§ **PROBLEM TO WORK ON**
Copy out each line exactly; pictures stay out of the copy.

§ **DATA FOR THE TASK**
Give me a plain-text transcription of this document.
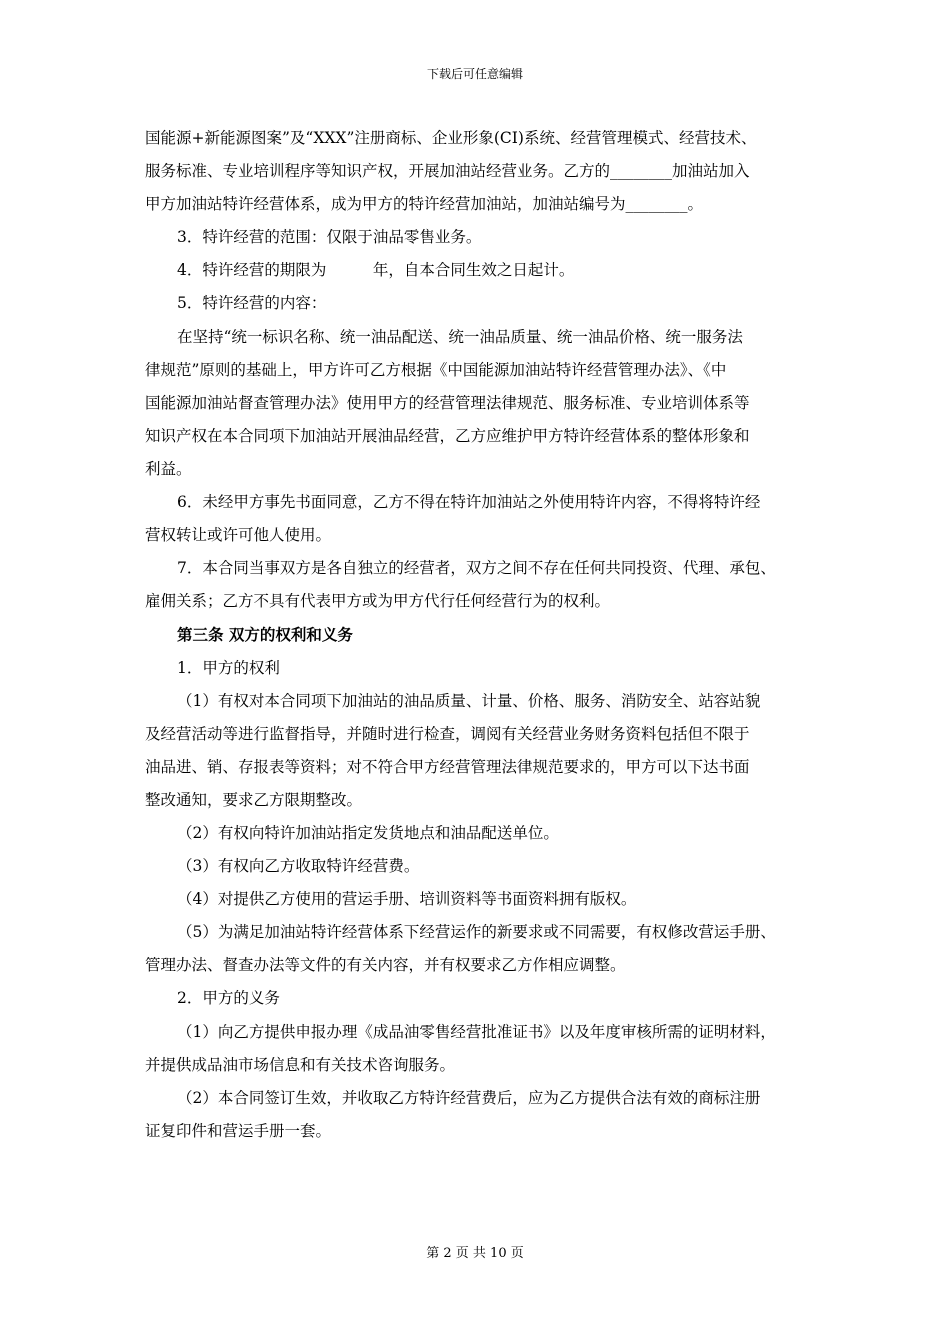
下载后可任意编辑
国能源+新能源图案”及“XXX”注册商标、企业形象(CI)系统、经营管理模式、经营技术、
服务标准、专业培训程序等知识产权，开展加油站经营业务。乙方的________加油站加入
甲方加油站特许经营体系，成为甲方的特许经营加油站，加油站编号为________。
3．特许经营的范围：仅限于油品零售业务。
4．特许经营的期限为　　　年，自本合同生效之日起计。
5．特许经营的内容：
在坚持“统一标识名称、统一油品配送、统一油品质量、统一油品价格、统一服务法
律规范”原则的基础上，甲方许可乙方根据《中国能源加油站特许经营管理办法》、《中
国能源加油站督查管理办法》使用甲方的经营管理法律规范、服务标准、专业培训体系等
知识产权在本合同项下加油站开展油品经营，乙方应维护甲方特许经营体系的整体形象和
利益。
6．未经甲方事先书面同意，乙方不得在特许加油站之外使用特许内容，不得将特许经
营权转让或许可他人使用。
7．本合同当事双方是各自独立的经营者，双方之间不存在任何共同投资、代理、承包、
雇佣关系；乙方不具有代表甲方或为甲方代行任何经营行为的权利。
第三条 双方的权利和义务
1．甲方的权利
（1）有权对本合同项下加油站的油品质量、计量、价格、服务、消防安全、站容站貌
及经营活动等进行监督指导，并随时进行检查，调阅有关经营业务财务资料包括但不限于
油品进、销、存报表等资料；对不符合甲方经营管理法律规范要求的，甲方可以下达书面
整改通知，要求乙方限期整改。
（2）有权向特许加油站指定发货地点和油品配送单位。
（3）有权向乙方收取特许经营费。
（4）对提供乙方使用的营运手册、培训资料等书面资料拥有版权。
（5）为满足加油站特许经营体系下经营运作的新要求或不同需要，有权修改营运手册、
管理办法、督查办法等文件的有关内容，并有权要求乙方作相应调整。
2．甲方的义务
（1）向乙方提供申报办理《成品油零售经营批准证书》以及年度审核所需的证明材料，
并提供成品油市场信息和有关技术咨询服务。
（2）本合同签订生效，并收取乙方特许经营费后，应为乙方提供合法有效的商标注册
证复印件和营运手册一套。
第 2 页 共 10 页
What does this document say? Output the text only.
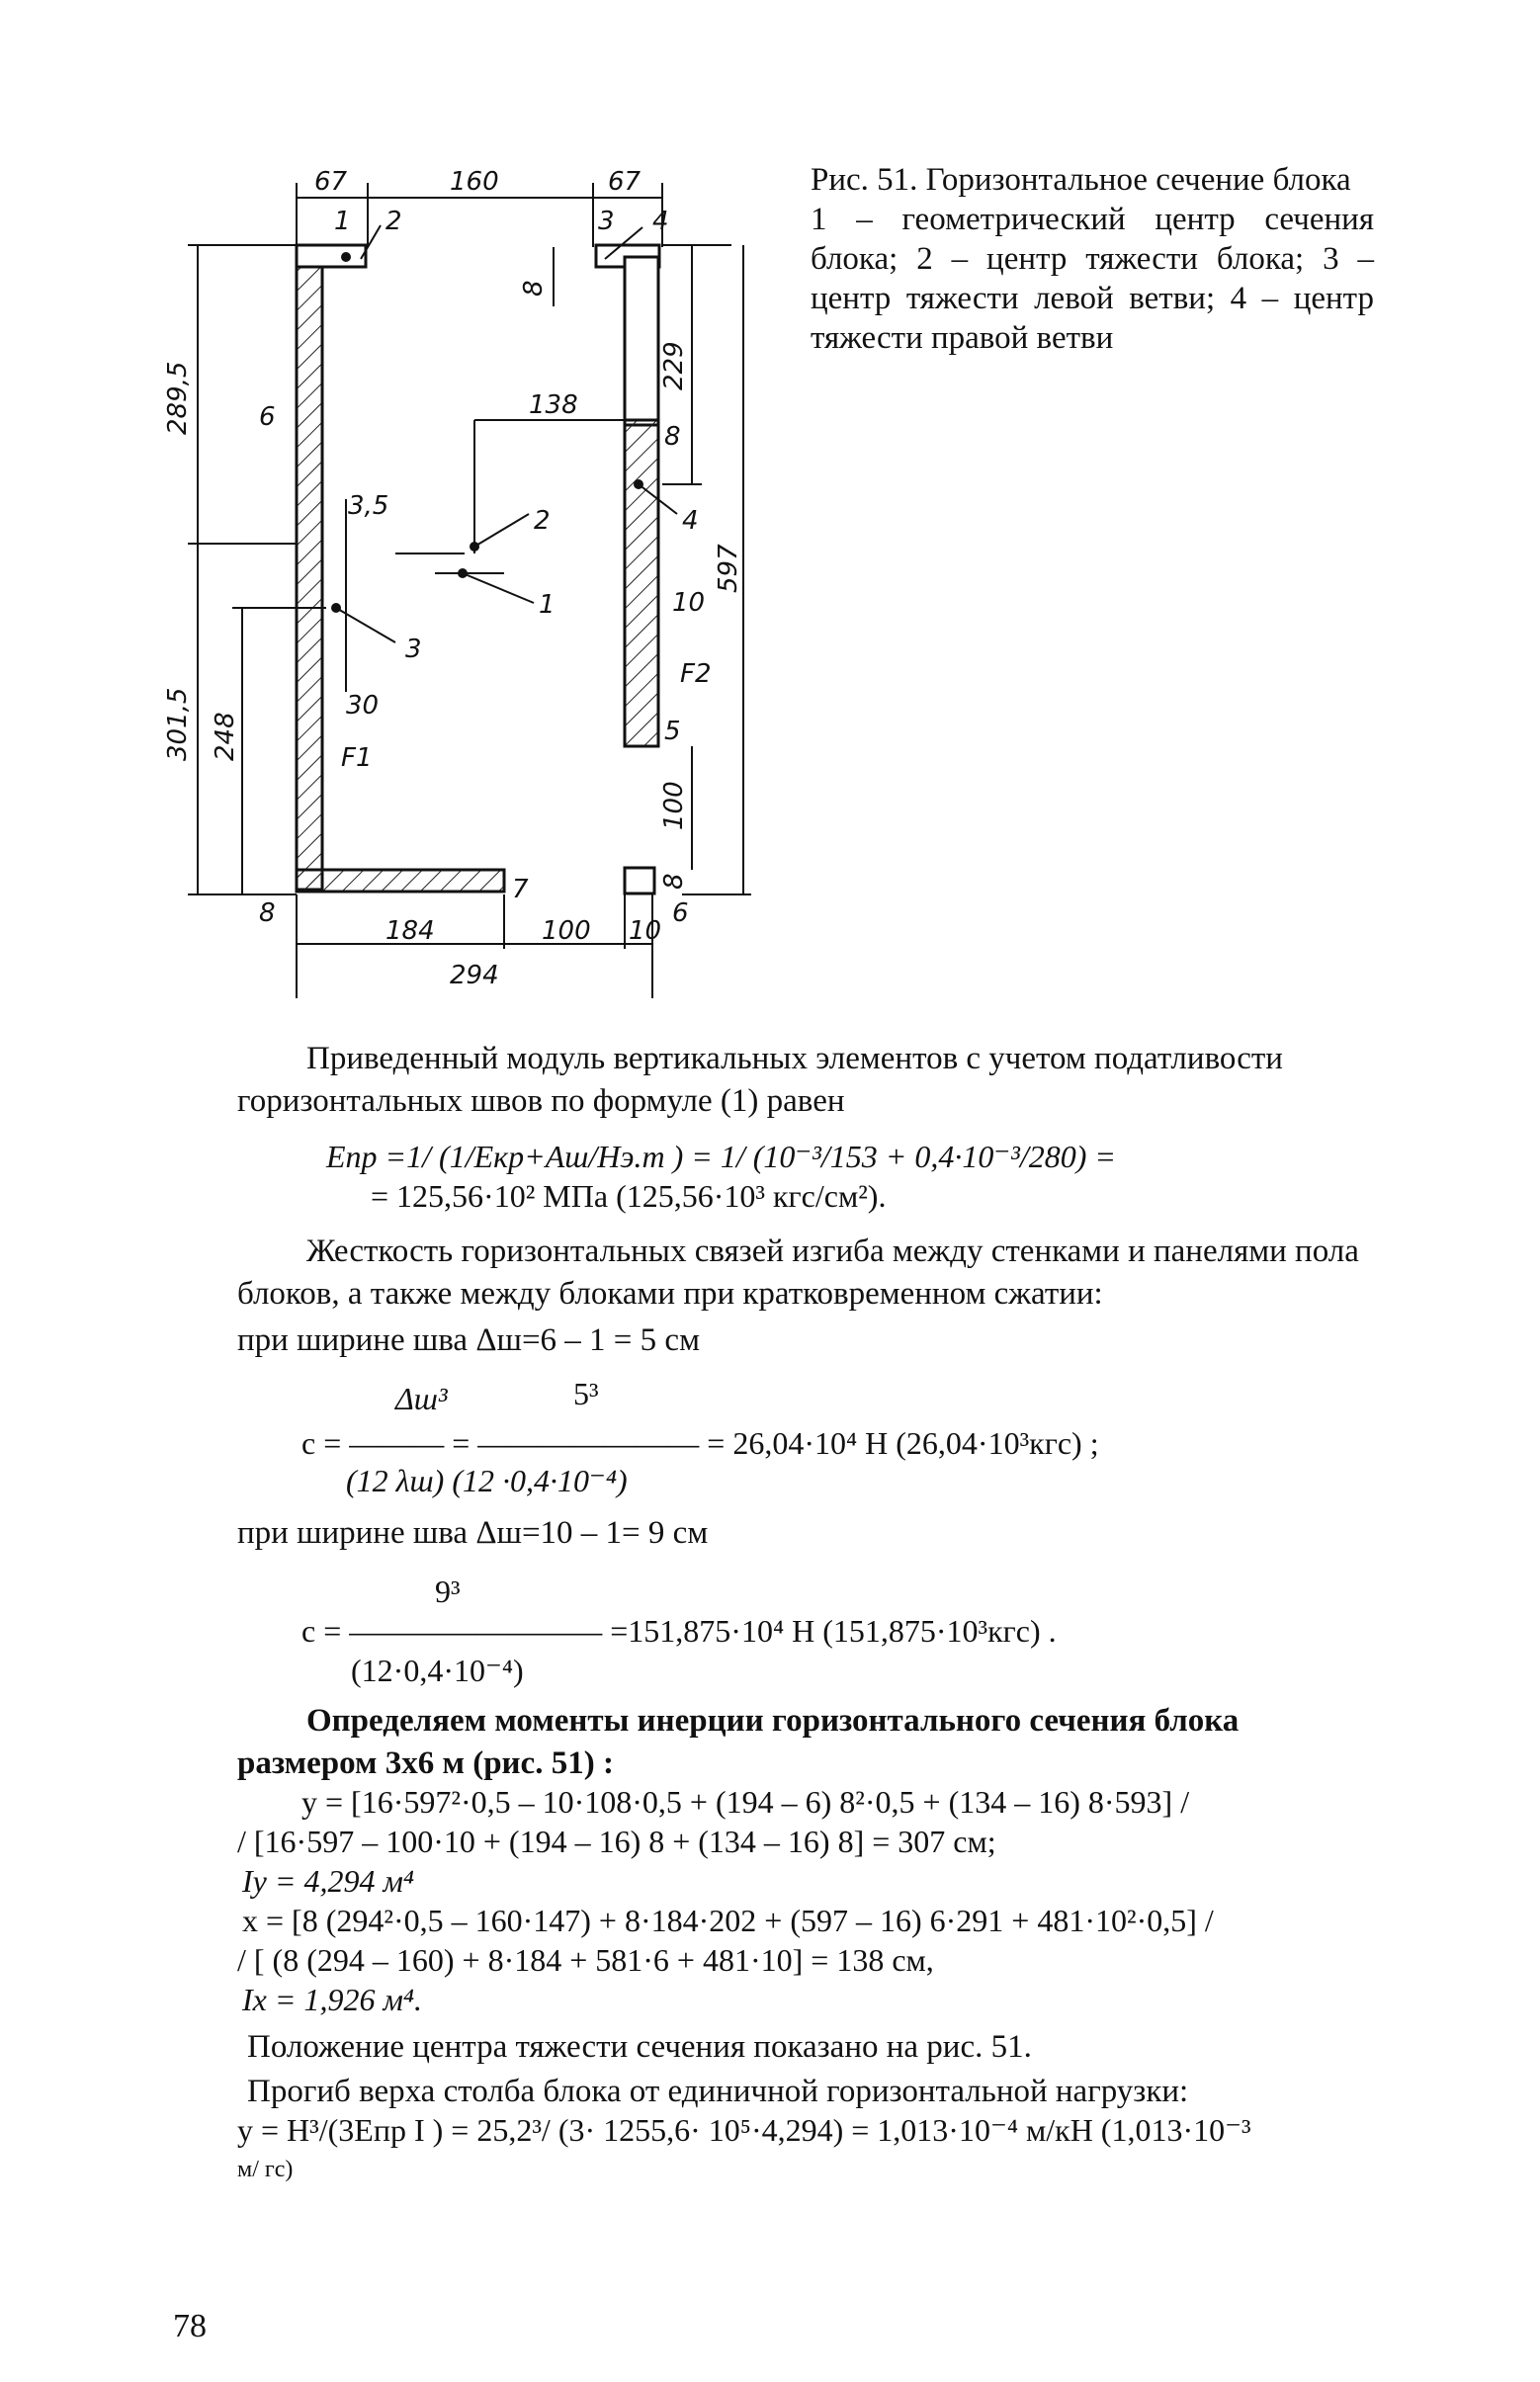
67	160	67
289,5
301,5 248
229
597
100
184	100 10
294
138
8
8
8
8
3,5
30
10
6
6
5
7
1
2
3
4
1 2	3 4
F1
F2
Рис. 51. Горизонтальное сечение блока
1 – геометрический центр сечения блока; 2 – центр тяжести блока; 3 – центр тяжести левой ветви; 4 – центр тяжести правой ветви
Приведенный модуль вертикальных элементов с учетом податливости горизонтальных швов по формуле (1) равен
Eпр =1/ (1/Eкр+Aш/Нэ.т ) = 1/ (10⁻³/153 + 0,4·10⁻³/280) =
= 125,56·10² МПа (125,56·10³ кгс/см²).
Жесткость горизонтальных связей изгиба между стенками и панелями пола блоков, а также между блоками при кратковременном сжатии:
при ширине шва Δш=6 – 1 = 5 см
Δш³	5³
c = ——— = ——————— = 26,04·10⁴ Н (26,04·10³кгс) ;
(12 λш) (12 ·0,4·10⁻⁴)
при ширине шва Δш=10 – 1= 9 см
9³
c = ———————— =151,875·10⁴ Н (151,875·10³кгс) .
(12·0,4·10⁻⁴)
Определяем моменты инерции горизонтального сечения блока размером 3х6 м (рис. 51) :
y = [16·597²·0,5 – 10·108·0,5 + (194 – 6) 8²·0,5 + (134 – 16) 8·593] /
/ [16·597 – 100·10 + (194 – 16) 8 + (134 – 16) 8] = 307 см;
Iy = 4,294 м⁴
x = [8 (294²·0,5 – 160·147) + 8·184·202 + (597 – 16) 6·291 + 481·10²·0,5] /
/ [ (8 (294 – 160) + 8·184 + 581·6 + 481·10] = 138 см,
Ix = 1,926 м⁴.
Положение центра тяжести сечения показано на рис. 51.
Прогиб верха столба блока от единичной горизонтальной нагрузки:
y = H³/(3Eпр I ) = 25,2³/ (3· 1255,6· 10⁵·4,294) = 1,013·10⁻⁴ м/кН (1,013·10⁻³
м/ гс)
78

§ **RESPONSE TO THIS EXERCISE**
Give me a plain-text transcription of this document.
下载后可任意编辑
国能源+新能源图案”及“XXX”注册商标、企业形象(CI)系统、经营管理模式、经营技术、
服务标准、专业培训程序等知识产权，开展加油站经营业务。乙方的________加油站加入
甲方加油站特许经营体系，成为甲方的特许经营加油站，加油站编号为________。
3．特许经营的范围：仅限于油品零售业务。
4．特许经营的期限为　　　年，自本合同生效之日起计。
5．特许经营的内容：
在坚持“统一标识名称、统一油品配送、统一油品质量、统一油品价格、统一服务法
律规范”原则的基础上，甲方许可乙方根据《中国能源加油站特许经营管理办法》、《中
国能源加油站督查管理办法》使用甲方的经营管理法律规范、服务标准、专业培训体系等
知识产权在本合同项下加油站开展油品经营，乙方应维护甲方特许经营体系的整体形象和
利益。
6．未经甲方事先书面同意，乙方不得在特许加油站之外使用特许内容，不得将特许经
营权转让或许可他人使用。
7．本合同当事双方是各自独立的经营者，双方之间不存在任何共同投资、代理、承包、
雇佣关系；乙方不具有代表甲方或为甲方代行任何经营行为的权利。
第三条 双方的权利和义务
1．甲方的权利
（1）有权对本合同项下加油站的油品质量、计量、价格、服务、消防安全、站容站貌
及经营活动等进行监督指导，并随时进行检查，调阅有关经营业务财务资料包括但不限于
油品进、销、存报表等资料；对不符合甲方经营管理法律规范要求的，甲方可以下达书面
整改通知，要求乙方限期整改。
（2）有权向特许加油站指定发货地点和油品配送单位。
（3）有权向乙方收取特许经营费。
（4）对提供乙方使用的营运手册、培训资料等书面资料拥有版权。
（5）为满足加油站特许经营体系下经营运作的新要求或不同需要，有权修改营运手册、
管理办法、督查办法等文件的有关内容，并有权要求乙方作相应调整。
2．甲方的义务
（1）向乙方提供申报办理《成品油零售经营批准证书》以及年度审核所需的证明材料，
并提供成品油市场信息和有关技术咨询服务。
（2）本合同签订生效，并收取乙方特许经营费后，应为乙方提供合法有效的商标注册
证复印件和营运手册一套。
第 2 页 共 10 页
What does this document say? Output the text only.
67	160	67
289,5
301,5 248
229
597
100
184	100 10
294
138
8
8
8
8
3,5
30
10
6
6
5
7
1
2
3
4
1 2	3 4
F1
F2
Рис. 51. Горизонтальное сечение блока
1 – геометрический центр сечения блока; 2 – центр тяжести блока; 3 – центр тяжести левой ветви; 4 – центр тяжести правой ветви
Приведенный модуль вертикальных элементов с учетом податливости горизонтальных швов по формуле (1) равен
Eпр =1/ (1/Eкр+Aш/Нэ.т ) = 1/ (10⁻³/153 + 0,4·10⁻³/280) =
= 125,56·10² МПа (125,56·10³ кгс/см²).
Жесткость горизонтальных связей изгиба между стенками и панелями пола блоков, а также между блоками при кратковременном сжатии:
при ширине шва Δш=6 – 1 = 5 см
Δш³	5³
c = ——— = ——————— = 26,04·10⁴ Н (26,04·10³кгс) ;
(12 λш) (12 ·0,4·10⁻⁴)
при ширине шва Δш=10 – 1= 9 см
9³
c = ———————— =151,875·10⁴ Н (151,875·10³кгс) .
(12·0,4·10⁻⁴)
Определяем моменты инерции горизонтального сечения блока размером 3х6 м (рис. 51) :
y = [16·597²·0,5 – 10·108·0,5 + (194 – 6) 8²·0,5 + (134 – 16) 8·593] /
/ [16·597 – 100·10 + (194 – 16) 8 + (134 – 16) 8] = 307 см;
Iy = 4,294 м⁴
x = [8 (294²·0,5 – 160·147) + 8·184·202 + (597 – 16) 6·291 + 481·10²·0,5] /
/ [ (8 (294 – 160) + 8·184 + 581·6 + 481·10] = 138 см,
Ix = 1,926 м⁴.
Положение центра тяжести сечения показано на рис. 51.
Прогиб верха столба блока от единичной горизонтальной нагрузки:
y = H³/(3Eпр I ) = 25,2³/ (3· 1255,6· 10⁵·4,294) = 1,013·10⁻⁴ м/кН (1,013·10⁻³
м/ гс)
78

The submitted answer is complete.